------ Dataset ------
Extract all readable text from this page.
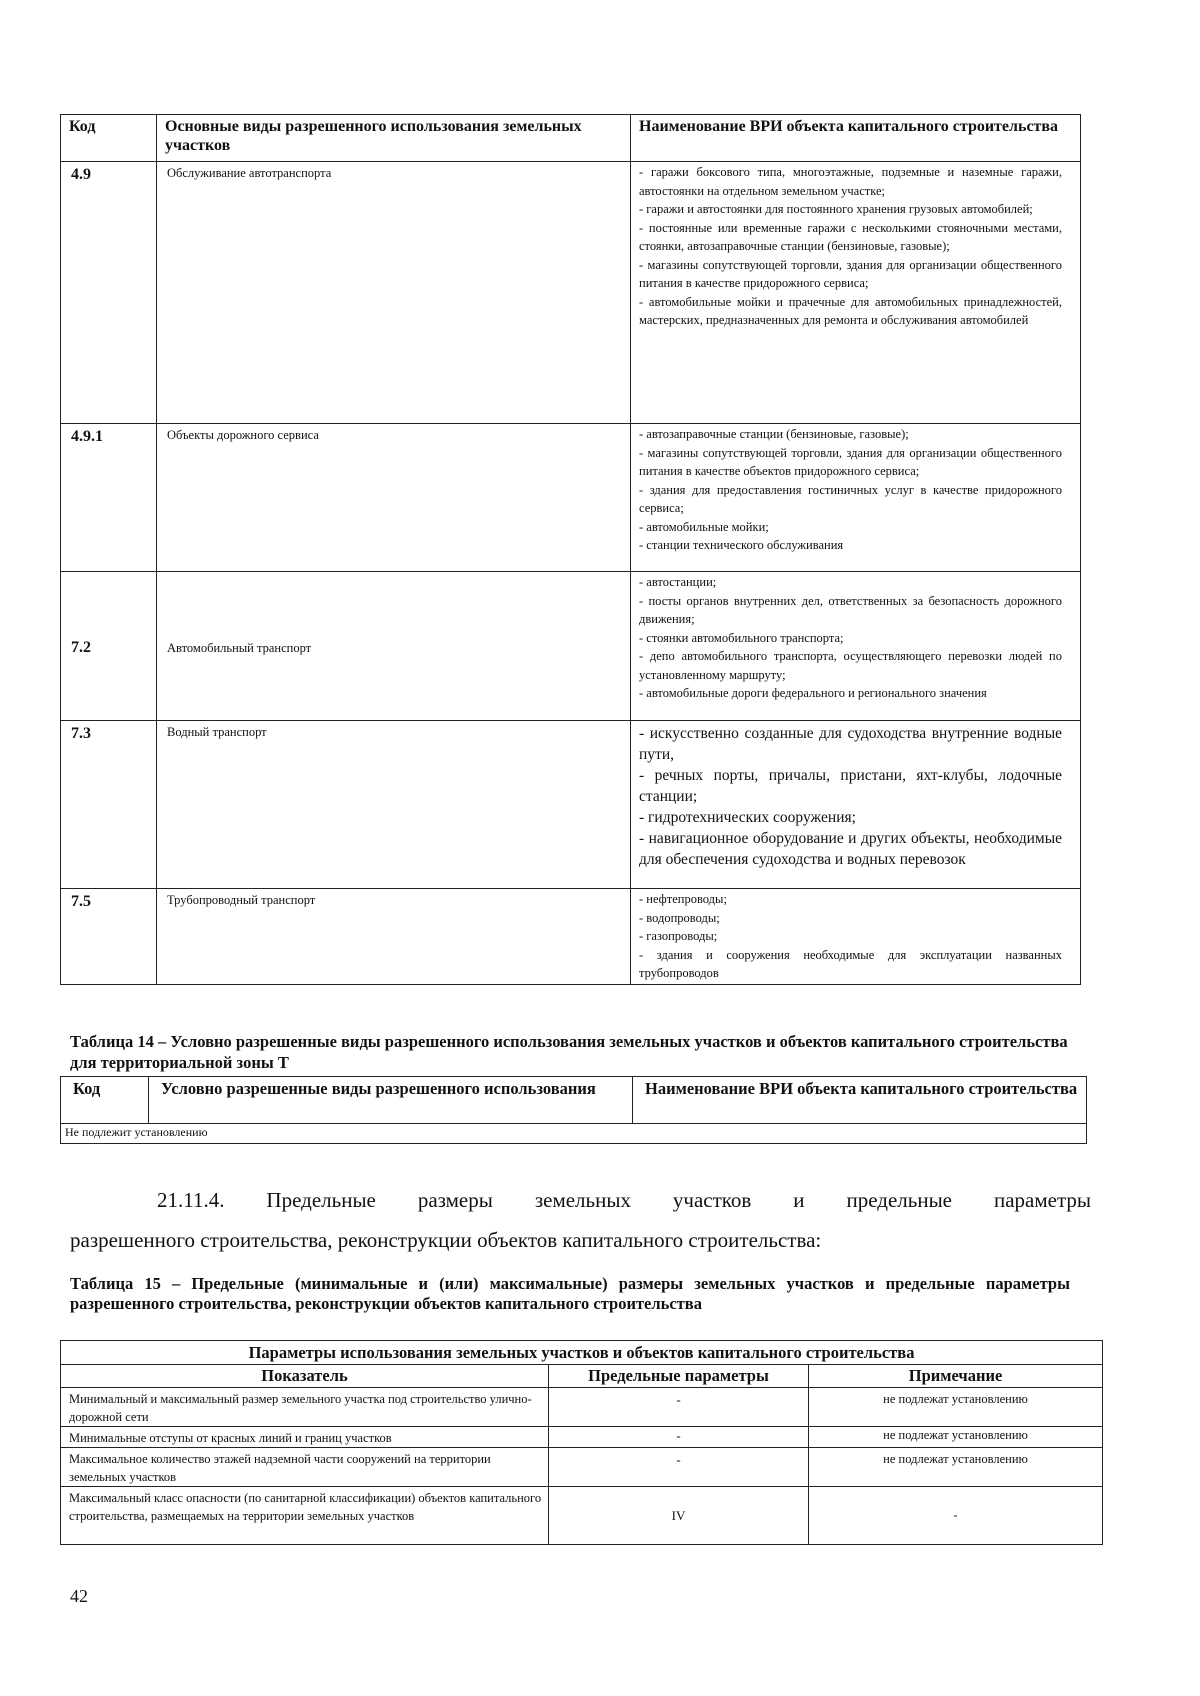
Код	Основные виды разрешенного использования земельных участков	Наименование ВРИ объекта капитального строительства
4.9	Обслуживание автотранспорта	- гаражи боксового типа, многоэтажные, подземные и наземные гаражи, автостоянки на отдельном земельном участке;
- гаражи и автостоянки для постоянного хранения грузовых автомобилей;
- постоянные или временные гаражи с несколькими стояночными местами, стоянки, автозаправочные станции (бензиновые, газовые);
- магазины сопутствующей торговли, здания для организации общественного питания в качестве придорожного сервиса;
- автомобильные мойки и прачечные для автомобильных принадлежностей, мастерских, предназначенных для ремонта и обслуживания автомобилей

4.9.1	Объекты дорожного сервиса	- автозаправочные станции (бензиновые, газовые);
- магазины сопутствующей торговли, здания для организации общественного питания в качестве объектов придорожного сервиса;
- здания для предоставления гостиничных услуг в качестве придорожного сервиса;
- автомобильные мойки;
- станции технического обслуживания

7.2	Автомобильный транспорт	- автостанции;
- посты органов внутренних дел, ответственных за безопасность дорожного движения;
- стоянки автомобильного транспорта;
- депо автомобильного транспорта, осуществляющего перевозки людей по установленному маршруту;
- автомобильные дороги федерального и регионального значения

7.3	Водный транспорт	- искусственно созданные для судоходства внутренние водные пути,
- речных порты, причалы, пристани, яхт-клубы, лодочные станции;
- гидротехнических сооружения;
- навигационное оборудование и других объекты, необходимые для обеспечения судоходства и водных перевозок

7.5	Трубопроводный транспорт	- нефтепроводы;
- водопроводы;
- газопроводы;
- здания и сооружения необходимые для эксплуатации названных трубопроводов
Таблица 14 – Условно разрешенные виды разрешенного использования земельных участков и объектов капитального строительства для территориальной зоны Т
Код	Условно разрешенные виды разрешенного использования	Наименование ВРИ объекта капитального строительства
Не подлежит установлению
21.11.4. Предельные размеры земельных участков и предельные параметры
разрешенного строительства, реконструкции объектов капитального строительства:
Таблица 15 – Предельные (минимальные и (или) максимальные) размеры земельных участков и предельные параметры разрешенного строительства, реконструкции объектов капитального строительства
Параметры использования земельных участков и объектов капитального строительства		
Показатель	Предельные параметры	Примечание
Минимальный и максимальный размер земельного участка под строительство улично-дорожной сети	-	не подлежат установлению
Минимальные отступы от красных линий и границ участков	-	не подлежат установлению
Максимальное количество этажей надземной части сооружений на территории земельных участков	-	не подлежат установлению
Максимальный класс опасности (по санитарной классификации) объектов капитального строительства, размещаемых на территории земельных участков	IV	-
42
------
» What you will do:
Without the pictures, transcribe the listing above exactly.

» Full solution:
Extract all readable text from this page.
Код	Основные виды разрешенного использования земельных участков	Наименование ВРИ объекта капитального строительства
4.9	Обслуживание автотранспорта	- гаражи боксового типа, многоэтажные, подземные и наземные гаражи, автостоянки на отдельном земельном участке;
- гаражи и автостоянки для постоянного хранения грузовых автомобилей;
- постоянные или временные гаражи с несколькими стояночными местами, стоянки, автозаправочные станции (бензиновые, газовые);
- магазины сопутствующей торговли, здания для организации общественного питания в качестве придорожного сервиса;
- автомобильные мойки и прачечные для автомобильных принадлежностей, мастерских, предназначенных для ремонта и обслуживания автомобилей

4.9.1	Объекты дорожного сервиса	- автозаправочные станции (бензиновые, газовые);
- магазины сопутствующей торговли, здания для организации общественного питания в качестве объектов придорожного сервиса;
- здания для предоставления гостиничных услуг в качестве придорожного сервиса;
- автомобильные мойки;
- станции технического обслуживания

7.2	Автомобильный транспорт	- автостанции;
- посты органов внутренних дел, ответственных за безопасность дорожного движения;
- стоянки автомобильного транспорта;
- депо автомобильного транспорта, осуществляющего перевозки людей по установленному маршруту;
- автомобильные дороги федерального и регионального значения

7.3	Водный транспорт	- искусственно созданные для судоходства внутренние водные пути,
- речных порты, причалы, пристани, яхт-клубы, лодочные станции;
- гидротехнических сооружения;
- навигационное оборудование и других объекты, необходимые для обеспечения судоходства и водных перевозок

7.5	Трубопроводный транспорт	- нефтепроводы;
- водопроводы;
- газопроводы;
- здания и сооружения необходимые для эксплуатации названных трубопроводов
Таблица 14 – Условно разрешенные виды разрешенного использования земельных участков и объектов капитального строительства для территориальной зоны Т
Код	Условно разрешенные виды разрешенного использования	Наименование ВРИ объекта капитального строительства
Не подлежит установлению
21.11.4. Предельные размеры земельных участков и предельные параметры
разрешенного строительства, реконструкции объектов капитального строительства:
Таблица 15 – Предельные (минимальные и (или) максимальные) размеры земельных участков и предельные параметры разрешенного строительства, реконструкции объектов капитального строительства
Параметры использования земельных участков и объектов капитального строительства		
Показатель	Предельные параметры	Примечание
Минимальный и максимальный размер земельного участка под строительство улично-дорожной сети	-	не подлежат установлению
Минимальные отступы от красных линий и границ участков	-	не подлежат установлению
Максимальное количество этажей надземной части сооружений на территории земельных участков	-	не подлежат установлению
Максимальный класс опасности (по санитарной классификации) объектов капитального строительства, размещаемых на территории земельных участков	IV	-
42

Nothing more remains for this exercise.